DIRECTION: Select and reproduce each line of the listing below that bears the string "Options".

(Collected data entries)
··········
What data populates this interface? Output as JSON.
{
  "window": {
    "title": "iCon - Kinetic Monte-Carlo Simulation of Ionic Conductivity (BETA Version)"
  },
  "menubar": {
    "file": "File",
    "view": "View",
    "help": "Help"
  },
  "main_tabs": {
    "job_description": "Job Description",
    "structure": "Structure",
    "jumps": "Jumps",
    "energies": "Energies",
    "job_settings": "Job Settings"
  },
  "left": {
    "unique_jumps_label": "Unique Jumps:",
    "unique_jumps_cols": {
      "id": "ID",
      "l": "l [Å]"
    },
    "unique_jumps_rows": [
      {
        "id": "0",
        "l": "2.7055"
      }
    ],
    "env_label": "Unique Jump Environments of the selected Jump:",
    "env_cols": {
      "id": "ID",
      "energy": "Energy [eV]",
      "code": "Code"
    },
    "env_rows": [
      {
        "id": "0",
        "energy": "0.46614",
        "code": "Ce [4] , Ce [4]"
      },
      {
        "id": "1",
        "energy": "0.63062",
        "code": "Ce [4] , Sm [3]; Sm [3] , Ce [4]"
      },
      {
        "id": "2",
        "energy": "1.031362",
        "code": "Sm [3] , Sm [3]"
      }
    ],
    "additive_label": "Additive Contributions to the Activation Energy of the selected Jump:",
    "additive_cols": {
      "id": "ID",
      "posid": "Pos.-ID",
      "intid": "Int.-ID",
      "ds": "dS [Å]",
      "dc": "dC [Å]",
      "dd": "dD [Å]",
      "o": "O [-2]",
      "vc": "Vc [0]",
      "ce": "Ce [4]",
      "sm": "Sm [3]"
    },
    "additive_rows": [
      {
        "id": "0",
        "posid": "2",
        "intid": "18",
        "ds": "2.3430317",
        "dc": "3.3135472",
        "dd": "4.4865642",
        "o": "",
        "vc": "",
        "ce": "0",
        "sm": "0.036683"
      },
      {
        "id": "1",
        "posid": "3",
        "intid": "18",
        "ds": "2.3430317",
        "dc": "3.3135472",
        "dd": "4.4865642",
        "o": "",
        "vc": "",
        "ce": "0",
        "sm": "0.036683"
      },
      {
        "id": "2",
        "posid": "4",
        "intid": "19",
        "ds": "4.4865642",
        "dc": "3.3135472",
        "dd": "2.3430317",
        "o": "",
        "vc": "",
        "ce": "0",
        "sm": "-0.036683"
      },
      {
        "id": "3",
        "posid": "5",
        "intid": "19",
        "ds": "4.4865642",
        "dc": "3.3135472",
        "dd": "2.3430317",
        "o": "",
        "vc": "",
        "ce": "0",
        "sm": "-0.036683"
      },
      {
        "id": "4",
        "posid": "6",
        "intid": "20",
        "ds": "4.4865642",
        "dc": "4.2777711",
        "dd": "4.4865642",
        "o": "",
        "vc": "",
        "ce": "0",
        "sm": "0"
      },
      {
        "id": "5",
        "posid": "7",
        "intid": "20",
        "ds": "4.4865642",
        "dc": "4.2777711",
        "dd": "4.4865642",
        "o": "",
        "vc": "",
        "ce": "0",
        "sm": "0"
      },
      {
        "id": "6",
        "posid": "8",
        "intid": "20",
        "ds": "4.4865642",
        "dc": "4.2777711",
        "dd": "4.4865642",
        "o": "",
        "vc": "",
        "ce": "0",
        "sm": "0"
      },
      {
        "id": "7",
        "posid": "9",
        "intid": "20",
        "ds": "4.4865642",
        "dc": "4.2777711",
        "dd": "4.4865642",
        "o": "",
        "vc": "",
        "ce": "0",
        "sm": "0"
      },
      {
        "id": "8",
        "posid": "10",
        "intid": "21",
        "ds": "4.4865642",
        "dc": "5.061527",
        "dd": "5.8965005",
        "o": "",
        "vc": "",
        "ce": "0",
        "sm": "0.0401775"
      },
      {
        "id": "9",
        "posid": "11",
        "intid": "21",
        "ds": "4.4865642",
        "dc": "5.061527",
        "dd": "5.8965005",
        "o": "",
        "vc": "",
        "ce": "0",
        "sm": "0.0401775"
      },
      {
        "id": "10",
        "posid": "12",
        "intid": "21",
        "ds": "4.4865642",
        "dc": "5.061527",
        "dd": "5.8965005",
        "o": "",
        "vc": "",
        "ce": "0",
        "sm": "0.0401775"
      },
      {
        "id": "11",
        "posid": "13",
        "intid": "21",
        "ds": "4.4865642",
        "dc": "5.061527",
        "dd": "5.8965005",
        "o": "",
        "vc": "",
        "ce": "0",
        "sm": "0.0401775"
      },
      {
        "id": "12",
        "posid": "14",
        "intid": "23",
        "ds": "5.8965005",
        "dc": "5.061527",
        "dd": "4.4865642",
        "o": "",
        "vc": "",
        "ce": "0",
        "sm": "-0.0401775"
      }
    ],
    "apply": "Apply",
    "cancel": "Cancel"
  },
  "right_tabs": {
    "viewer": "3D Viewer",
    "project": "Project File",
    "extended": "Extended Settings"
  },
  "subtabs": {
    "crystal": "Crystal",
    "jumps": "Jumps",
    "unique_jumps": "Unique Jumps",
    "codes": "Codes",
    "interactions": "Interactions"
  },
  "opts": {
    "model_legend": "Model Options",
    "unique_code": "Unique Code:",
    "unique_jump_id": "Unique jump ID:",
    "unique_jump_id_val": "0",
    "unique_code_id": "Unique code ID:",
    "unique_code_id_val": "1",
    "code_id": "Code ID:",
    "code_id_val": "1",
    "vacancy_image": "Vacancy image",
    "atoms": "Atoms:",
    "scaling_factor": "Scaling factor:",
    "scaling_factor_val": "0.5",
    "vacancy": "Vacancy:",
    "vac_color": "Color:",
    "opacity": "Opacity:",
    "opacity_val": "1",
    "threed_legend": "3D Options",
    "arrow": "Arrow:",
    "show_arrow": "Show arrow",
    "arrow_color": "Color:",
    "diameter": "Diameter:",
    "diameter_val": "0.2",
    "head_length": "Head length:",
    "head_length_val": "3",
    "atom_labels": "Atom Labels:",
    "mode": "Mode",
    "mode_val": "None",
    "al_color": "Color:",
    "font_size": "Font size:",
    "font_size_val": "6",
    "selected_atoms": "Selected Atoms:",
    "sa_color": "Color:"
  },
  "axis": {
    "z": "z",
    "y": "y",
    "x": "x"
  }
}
··········
OUTPUT FOR THIS TASK:
    "model_legend": "Model Options",
    "threed_legend": "3D Options",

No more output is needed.